> [Work task] Tally the lines below that include "Patients" and give only the total.
-=-=-=-=-
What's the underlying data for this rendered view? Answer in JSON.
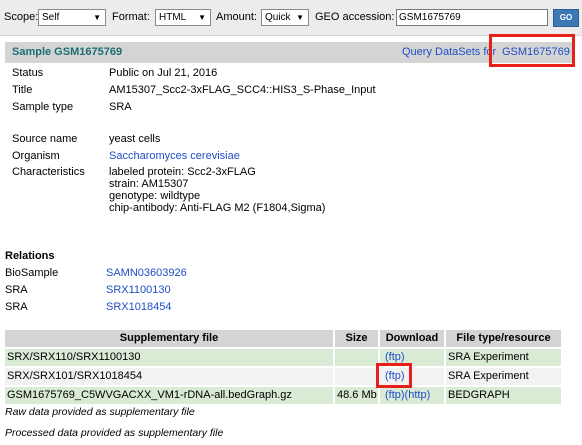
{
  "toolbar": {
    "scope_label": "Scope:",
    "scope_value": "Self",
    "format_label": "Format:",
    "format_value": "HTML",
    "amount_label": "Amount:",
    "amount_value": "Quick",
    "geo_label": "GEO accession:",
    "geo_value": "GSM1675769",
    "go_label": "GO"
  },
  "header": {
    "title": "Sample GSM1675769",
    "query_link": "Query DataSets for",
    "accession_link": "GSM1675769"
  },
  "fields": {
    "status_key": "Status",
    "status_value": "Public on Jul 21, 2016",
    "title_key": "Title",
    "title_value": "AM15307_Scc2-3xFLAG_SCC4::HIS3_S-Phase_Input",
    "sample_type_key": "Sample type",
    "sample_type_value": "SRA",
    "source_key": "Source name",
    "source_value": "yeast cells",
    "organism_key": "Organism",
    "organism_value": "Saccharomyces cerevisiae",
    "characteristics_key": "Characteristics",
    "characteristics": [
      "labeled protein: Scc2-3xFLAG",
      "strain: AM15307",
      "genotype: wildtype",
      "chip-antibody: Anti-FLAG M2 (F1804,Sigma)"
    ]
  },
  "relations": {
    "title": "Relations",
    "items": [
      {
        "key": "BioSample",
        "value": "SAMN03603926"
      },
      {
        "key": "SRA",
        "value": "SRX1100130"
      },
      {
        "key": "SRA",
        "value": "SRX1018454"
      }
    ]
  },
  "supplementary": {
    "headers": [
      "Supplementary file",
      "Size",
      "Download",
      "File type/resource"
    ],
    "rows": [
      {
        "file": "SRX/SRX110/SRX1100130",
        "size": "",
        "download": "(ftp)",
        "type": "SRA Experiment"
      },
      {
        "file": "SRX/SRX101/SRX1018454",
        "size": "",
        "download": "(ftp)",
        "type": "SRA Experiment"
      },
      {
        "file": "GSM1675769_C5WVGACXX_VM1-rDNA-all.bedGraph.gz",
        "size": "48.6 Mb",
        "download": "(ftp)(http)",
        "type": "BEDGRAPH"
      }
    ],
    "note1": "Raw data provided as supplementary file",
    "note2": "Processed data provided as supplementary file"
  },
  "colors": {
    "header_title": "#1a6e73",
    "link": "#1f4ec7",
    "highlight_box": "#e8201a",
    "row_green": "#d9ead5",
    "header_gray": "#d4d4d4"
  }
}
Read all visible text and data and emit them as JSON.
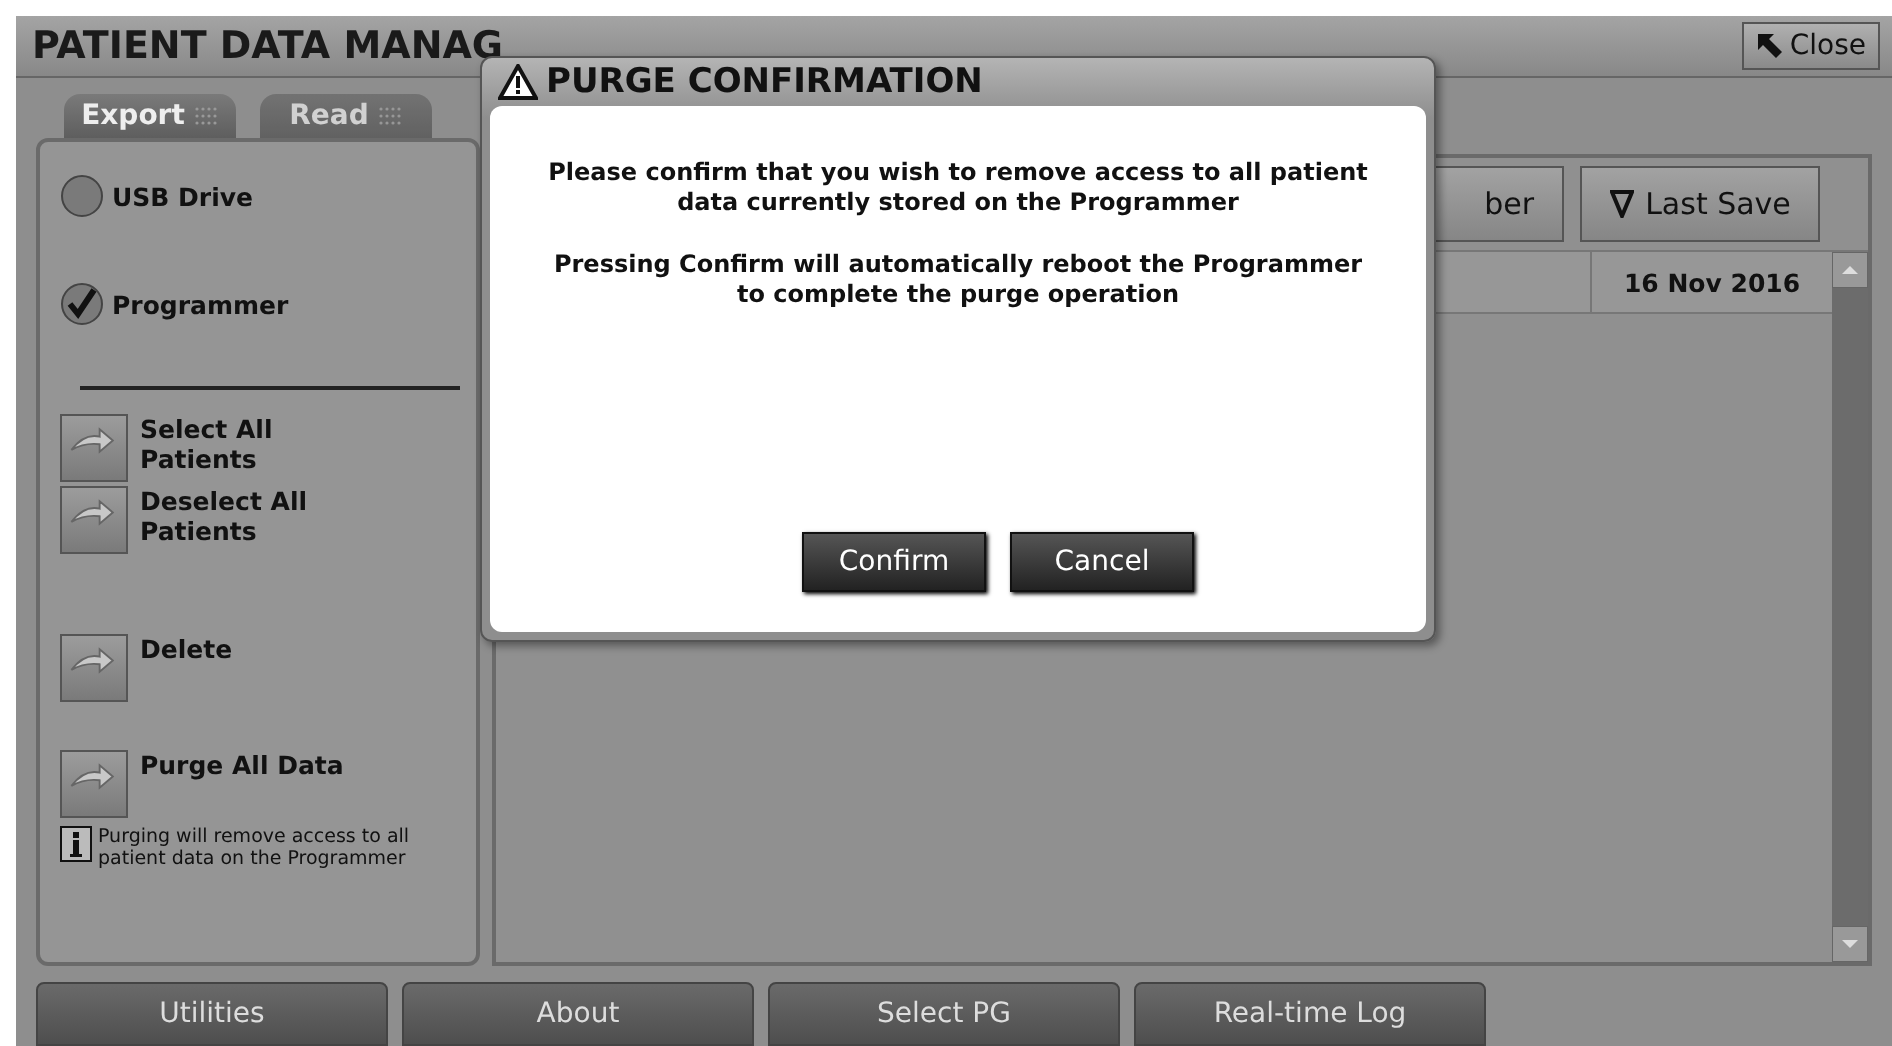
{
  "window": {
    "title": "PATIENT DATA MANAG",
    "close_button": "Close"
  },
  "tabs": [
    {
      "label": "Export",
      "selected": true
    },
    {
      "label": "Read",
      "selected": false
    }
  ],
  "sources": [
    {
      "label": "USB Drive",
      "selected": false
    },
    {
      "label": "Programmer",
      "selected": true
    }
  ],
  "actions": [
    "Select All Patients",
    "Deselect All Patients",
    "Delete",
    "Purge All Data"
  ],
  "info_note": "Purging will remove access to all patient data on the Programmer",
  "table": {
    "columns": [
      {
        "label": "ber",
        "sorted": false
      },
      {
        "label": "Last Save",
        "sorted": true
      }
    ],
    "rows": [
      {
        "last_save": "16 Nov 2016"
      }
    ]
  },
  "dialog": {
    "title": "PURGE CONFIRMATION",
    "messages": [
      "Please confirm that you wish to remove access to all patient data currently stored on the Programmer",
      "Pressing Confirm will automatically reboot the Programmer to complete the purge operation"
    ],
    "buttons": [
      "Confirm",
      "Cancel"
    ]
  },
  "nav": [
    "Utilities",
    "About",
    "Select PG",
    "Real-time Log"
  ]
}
-=-=-=-=-
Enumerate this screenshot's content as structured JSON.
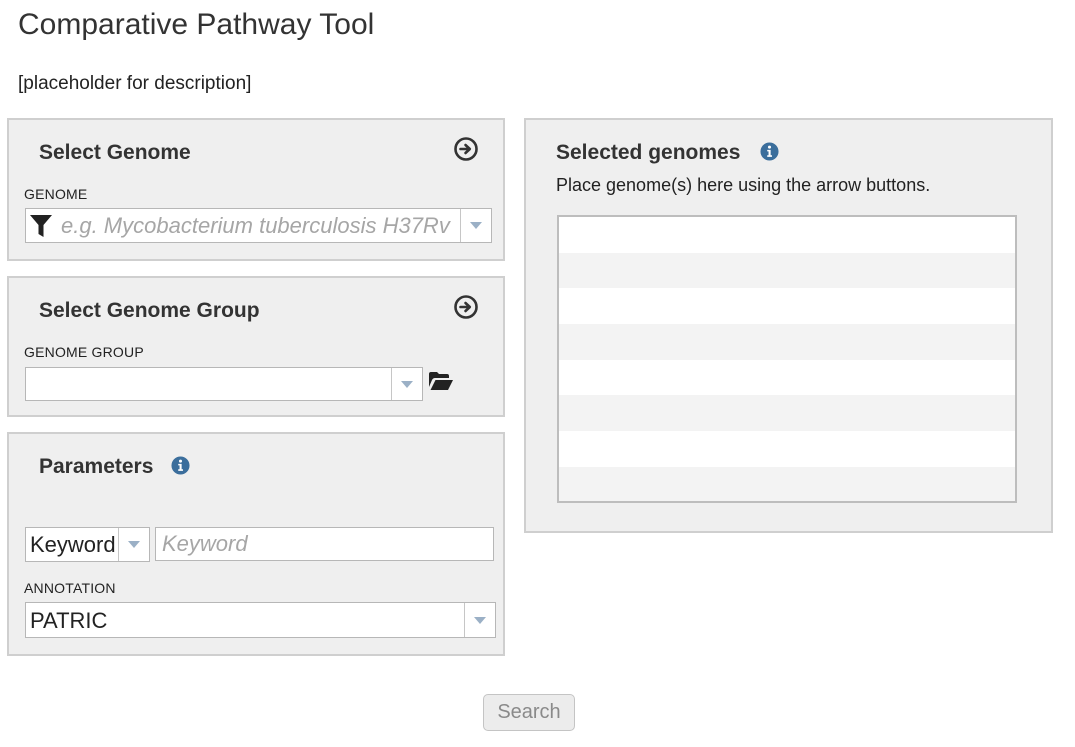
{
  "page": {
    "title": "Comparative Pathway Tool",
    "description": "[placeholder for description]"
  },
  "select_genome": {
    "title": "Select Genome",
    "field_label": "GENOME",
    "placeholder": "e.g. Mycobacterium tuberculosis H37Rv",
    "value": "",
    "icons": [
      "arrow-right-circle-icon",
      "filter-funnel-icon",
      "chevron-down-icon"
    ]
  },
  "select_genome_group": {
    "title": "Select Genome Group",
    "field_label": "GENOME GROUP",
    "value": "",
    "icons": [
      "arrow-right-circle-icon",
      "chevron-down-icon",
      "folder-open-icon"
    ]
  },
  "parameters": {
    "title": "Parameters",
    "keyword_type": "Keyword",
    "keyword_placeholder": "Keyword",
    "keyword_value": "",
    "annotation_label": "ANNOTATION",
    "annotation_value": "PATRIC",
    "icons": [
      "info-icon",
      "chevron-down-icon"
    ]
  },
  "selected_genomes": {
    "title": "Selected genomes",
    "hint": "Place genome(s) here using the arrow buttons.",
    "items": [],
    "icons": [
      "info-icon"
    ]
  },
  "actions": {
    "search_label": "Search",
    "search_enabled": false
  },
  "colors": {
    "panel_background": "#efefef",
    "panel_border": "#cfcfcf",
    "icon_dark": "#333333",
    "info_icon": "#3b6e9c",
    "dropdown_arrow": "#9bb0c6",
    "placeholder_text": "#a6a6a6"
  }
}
-=-=-=-=-
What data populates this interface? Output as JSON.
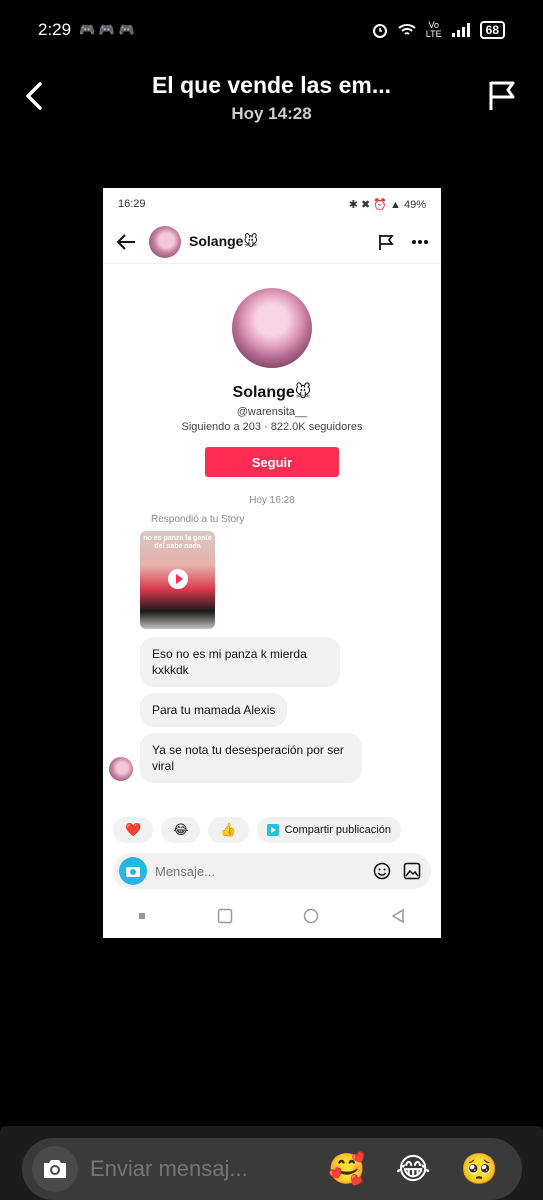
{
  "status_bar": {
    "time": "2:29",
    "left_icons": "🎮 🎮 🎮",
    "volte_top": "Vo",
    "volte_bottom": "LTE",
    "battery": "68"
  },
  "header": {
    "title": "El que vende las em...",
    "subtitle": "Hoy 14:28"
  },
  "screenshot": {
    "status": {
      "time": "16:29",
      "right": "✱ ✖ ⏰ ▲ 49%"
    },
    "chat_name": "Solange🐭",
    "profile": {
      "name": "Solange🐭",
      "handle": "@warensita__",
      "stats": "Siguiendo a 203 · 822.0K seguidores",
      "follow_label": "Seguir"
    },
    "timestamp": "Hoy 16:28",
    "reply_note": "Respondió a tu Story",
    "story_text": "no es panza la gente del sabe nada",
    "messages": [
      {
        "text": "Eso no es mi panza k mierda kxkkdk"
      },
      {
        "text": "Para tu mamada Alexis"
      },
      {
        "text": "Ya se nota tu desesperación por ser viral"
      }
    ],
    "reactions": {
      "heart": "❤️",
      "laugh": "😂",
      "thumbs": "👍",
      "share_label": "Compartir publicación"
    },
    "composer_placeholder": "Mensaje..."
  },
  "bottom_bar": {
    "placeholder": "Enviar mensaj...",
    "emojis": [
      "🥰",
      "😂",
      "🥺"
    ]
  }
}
-=-=-=-=-
> [Answer] 2